▸ **TASK**: Search the records for the word "xlabel" and pick out every line that has it.

▸ **INFORMATION GIVEN**:
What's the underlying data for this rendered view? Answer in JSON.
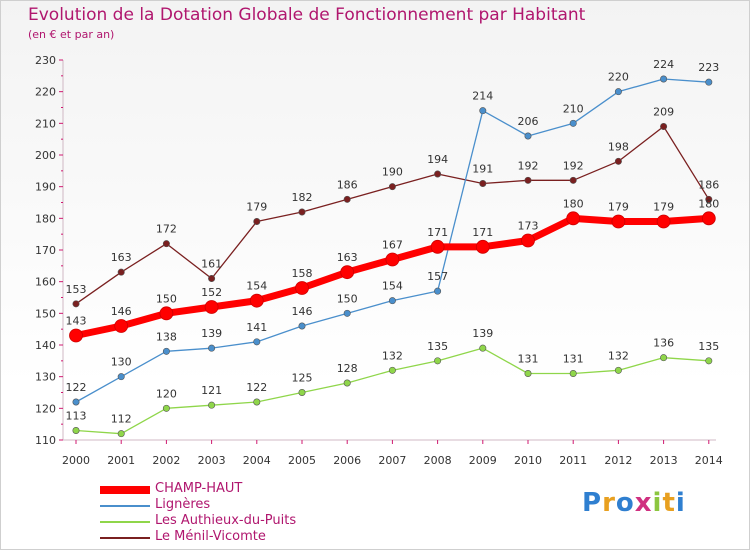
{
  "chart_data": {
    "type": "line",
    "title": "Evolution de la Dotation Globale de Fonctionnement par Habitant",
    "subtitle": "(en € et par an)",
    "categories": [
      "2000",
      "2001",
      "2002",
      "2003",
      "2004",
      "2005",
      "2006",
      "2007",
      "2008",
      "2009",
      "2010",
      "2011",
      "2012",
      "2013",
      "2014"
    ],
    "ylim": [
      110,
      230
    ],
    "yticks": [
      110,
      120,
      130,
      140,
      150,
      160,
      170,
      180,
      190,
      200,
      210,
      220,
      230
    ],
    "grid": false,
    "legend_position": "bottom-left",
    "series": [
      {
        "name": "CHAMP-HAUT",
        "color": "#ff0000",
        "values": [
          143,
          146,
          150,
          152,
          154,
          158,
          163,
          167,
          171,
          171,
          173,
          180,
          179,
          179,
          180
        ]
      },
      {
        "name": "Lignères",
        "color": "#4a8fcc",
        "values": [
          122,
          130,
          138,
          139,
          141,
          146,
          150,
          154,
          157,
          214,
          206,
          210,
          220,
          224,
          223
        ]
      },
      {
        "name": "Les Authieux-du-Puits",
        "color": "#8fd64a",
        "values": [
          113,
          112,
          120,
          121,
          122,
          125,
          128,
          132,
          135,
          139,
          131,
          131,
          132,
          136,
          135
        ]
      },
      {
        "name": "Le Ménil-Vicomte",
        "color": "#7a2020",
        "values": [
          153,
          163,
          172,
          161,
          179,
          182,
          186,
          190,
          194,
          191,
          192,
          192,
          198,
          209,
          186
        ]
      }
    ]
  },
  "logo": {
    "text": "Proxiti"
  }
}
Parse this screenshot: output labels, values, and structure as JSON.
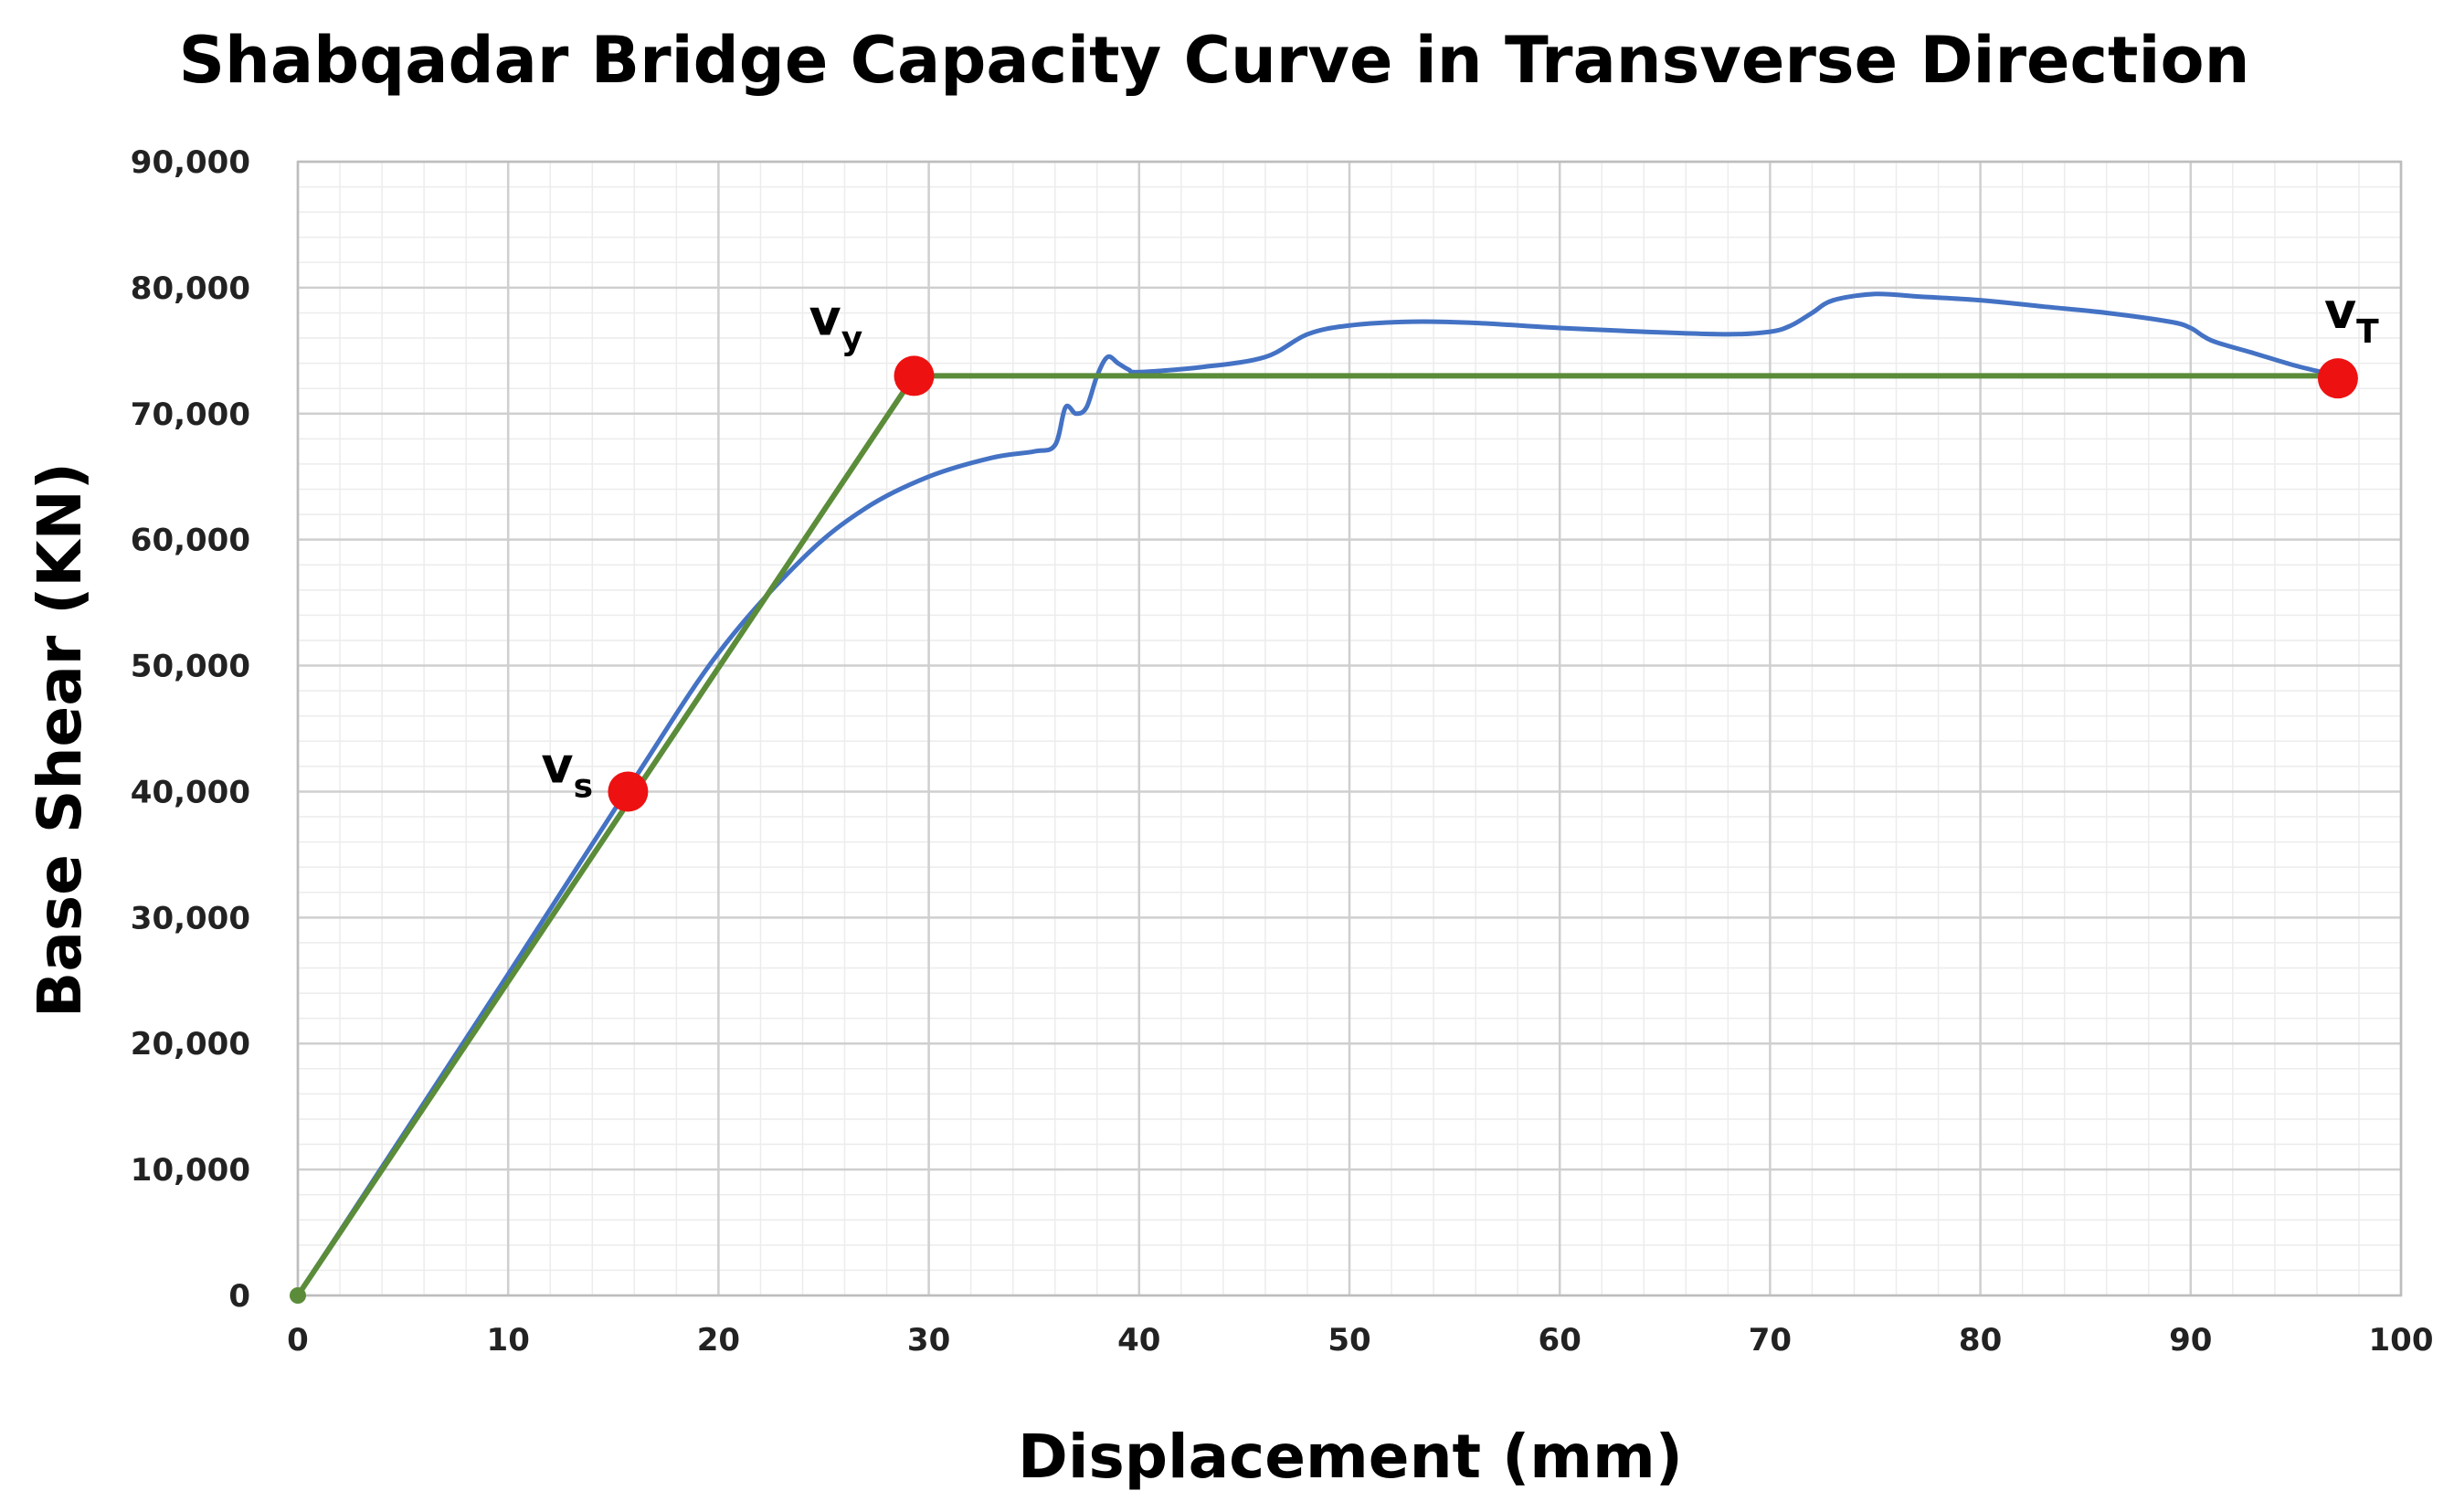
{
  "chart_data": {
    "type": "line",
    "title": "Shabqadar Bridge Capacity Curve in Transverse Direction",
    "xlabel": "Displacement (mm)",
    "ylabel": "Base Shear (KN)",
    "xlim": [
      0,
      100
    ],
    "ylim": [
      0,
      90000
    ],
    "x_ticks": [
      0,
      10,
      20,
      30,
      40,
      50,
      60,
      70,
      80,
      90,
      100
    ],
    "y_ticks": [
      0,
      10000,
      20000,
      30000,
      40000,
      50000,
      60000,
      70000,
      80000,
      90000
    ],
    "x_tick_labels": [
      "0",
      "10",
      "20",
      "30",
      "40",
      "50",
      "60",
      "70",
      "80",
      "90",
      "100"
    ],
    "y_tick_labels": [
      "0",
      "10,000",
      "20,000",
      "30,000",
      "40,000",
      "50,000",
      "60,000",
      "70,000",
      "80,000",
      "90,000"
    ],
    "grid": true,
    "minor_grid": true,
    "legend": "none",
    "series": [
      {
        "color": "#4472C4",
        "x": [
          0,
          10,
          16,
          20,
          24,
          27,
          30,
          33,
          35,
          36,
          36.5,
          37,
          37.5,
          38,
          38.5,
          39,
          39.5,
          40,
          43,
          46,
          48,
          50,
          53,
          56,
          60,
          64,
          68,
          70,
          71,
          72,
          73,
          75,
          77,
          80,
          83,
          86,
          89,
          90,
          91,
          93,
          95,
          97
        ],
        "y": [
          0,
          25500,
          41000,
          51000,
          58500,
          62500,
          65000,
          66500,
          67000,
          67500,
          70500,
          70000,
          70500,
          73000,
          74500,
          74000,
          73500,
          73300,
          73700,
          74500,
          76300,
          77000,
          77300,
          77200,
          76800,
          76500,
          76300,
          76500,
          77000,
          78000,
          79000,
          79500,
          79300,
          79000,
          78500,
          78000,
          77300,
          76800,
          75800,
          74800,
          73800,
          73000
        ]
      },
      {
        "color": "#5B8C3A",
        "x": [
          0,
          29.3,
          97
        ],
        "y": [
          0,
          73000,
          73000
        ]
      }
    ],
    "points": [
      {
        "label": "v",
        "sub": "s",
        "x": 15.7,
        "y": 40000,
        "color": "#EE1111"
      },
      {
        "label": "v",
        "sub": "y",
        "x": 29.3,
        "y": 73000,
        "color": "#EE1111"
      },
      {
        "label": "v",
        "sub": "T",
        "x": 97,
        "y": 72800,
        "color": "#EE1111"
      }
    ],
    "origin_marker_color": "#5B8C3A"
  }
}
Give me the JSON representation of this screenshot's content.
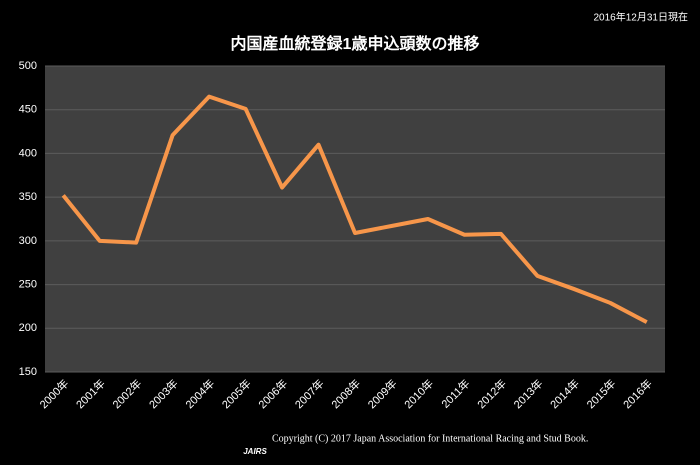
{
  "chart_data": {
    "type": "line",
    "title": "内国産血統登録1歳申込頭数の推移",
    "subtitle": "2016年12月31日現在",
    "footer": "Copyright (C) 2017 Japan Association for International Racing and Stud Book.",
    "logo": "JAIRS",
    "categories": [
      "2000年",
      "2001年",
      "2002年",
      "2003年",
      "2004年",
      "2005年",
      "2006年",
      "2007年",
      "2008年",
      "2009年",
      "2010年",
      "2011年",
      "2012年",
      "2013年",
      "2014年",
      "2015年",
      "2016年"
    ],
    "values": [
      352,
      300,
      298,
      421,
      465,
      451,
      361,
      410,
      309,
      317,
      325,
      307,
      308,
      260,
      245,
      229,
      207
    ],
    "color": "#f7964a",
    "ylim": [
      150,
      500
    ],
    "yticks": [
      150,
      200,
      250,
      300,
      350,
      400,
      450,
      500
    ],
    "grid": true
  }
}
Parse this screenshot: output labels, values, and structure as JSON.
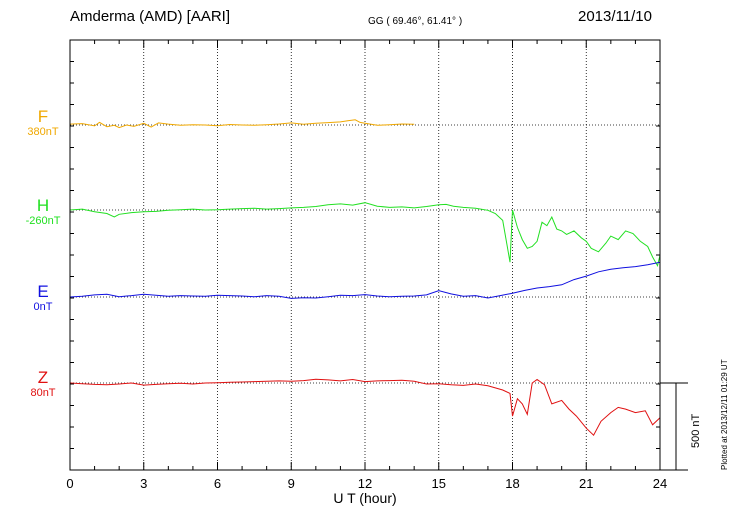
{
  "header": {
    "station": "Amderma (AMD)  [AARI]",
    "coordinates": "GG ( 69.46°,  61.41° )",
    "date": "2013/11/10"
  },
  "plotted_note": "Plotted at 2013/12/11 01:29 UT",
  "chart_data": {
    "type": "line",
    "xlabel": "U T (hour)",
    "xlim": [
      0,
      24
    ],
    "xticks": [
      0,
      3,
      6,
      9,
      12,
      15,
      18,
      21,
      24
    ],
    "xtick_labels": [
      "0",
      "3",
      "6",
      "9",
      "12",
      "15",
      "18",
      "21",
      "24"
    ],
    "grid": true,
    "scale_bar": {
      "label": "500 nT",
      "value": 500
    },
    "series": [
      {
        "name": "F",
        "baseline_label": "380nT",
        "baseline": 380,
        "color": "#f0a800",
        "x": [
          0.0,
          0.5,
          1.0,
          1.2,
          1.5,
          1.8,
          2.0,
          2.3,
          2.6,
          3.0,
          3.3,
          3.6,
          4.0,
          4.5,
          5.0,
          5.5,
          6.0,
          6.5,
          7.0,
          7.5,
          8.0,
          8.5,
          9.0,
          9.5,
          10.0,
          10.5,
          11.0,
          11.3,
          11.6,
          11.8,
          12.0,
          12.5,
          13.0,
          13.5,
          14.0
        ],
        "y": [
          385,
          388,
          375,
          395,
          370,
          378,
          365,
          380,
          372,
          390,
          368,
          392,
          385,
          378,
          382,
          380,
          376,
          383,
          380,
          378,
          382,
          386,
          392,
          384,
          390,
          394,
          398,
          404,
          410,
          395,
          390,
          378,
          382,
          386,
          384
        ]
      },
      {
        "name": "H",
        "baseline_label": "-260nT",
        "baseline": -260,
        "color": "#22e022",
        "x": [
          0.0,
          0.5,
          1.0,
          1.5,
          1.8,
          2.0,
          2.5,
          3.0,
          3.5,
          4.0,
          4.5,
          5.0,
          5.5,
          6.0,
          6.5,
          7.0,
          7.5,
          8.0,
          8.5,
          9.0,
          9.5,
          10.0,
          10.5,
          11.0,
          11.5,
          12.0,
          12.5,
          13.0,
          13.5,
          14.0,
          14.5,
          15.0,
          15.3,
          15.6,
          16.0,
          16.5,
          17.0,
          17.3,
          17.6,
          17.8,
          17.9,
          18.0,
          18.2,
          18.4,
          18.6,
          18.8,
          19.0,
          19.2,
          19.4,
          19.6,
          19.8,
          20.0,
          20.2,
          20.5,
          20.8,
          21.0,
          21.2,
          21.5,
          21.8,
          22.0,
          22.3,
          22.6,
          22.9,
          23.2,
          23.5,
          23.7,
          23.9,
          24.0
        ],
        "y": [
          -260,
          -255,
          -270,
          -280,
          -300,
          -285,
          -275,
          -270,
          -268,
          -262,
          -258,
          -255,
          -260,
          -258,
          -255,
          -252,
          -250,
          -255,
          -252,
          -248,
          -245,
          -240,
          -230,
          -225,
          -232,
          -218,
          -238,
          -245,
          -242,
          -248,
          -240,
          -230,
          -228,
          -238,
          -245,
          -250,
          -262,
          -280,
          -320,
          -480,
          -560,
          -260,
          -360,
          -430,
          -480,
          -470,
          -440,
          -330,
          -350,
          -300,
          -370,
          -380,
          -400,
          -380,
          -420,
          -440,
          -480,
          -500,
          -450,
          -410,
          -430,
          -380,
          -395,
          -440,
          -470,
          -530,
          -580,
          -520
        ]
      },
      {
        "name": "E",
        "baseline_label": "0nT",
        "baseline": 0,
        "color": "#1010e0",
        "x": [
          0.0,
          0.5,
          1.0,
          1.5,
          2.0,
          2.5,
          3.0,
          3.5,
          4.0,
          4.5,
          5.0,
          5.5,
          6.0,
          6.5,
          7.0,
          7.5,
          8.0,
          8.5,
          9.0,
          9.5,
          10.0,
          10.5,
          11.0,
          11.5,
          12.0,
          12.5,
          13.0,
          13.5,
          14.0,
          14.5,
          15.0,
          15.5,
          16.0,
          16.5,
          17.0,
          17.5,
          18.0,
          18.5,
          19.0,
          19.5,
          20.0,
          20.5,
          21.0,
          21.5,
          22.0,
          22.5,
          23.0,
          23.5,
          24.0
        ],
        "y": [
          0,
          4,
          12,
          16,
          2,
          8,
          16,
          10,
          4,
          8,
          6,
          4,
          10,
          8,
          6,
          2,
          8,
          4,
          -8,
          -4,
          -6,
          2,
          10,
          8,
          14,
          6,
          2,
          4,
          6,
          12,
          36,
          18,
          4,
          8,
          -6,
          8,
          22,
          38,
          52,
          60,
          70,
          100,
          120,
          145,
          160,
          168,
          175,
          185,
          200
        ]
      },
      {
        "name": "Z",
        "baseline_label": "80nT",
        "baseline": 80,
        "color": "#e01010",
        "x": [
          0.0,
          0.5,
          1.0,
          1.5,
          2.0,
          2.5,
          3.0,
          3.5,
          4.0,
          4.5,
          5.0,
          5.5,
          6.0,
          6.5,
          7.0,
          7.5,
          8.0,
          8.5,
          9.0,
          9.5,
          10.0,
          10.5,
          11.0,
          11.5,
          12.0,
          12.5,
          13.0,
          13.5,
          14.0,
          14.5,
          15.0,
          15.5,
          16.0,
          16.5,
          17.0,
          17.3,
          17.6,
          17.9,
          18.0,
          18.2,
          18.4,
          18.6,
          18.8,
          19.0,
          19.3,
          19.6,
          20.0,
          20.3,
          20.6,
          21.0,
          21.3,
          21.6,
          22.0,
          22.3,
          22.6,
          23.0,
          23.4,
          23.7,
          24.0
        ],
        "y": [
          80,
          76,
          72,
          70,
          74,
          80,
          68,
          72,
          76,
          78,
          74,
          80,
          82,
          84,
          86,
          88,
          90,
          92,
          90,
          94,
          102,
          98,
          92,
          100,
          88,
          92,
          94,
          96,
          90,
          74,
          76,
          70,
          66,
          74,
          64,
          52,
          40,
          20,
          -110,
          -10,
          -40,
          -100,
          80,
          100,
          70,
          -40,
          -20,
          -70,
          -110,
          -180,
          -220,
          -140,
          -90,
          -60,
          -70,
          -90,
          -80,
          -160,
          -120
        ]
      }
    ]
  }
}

▸ **FINISHED EXERCISE**:
    "xlabel": "Displacement (mm)",
    "xlabel": "U T (hour)",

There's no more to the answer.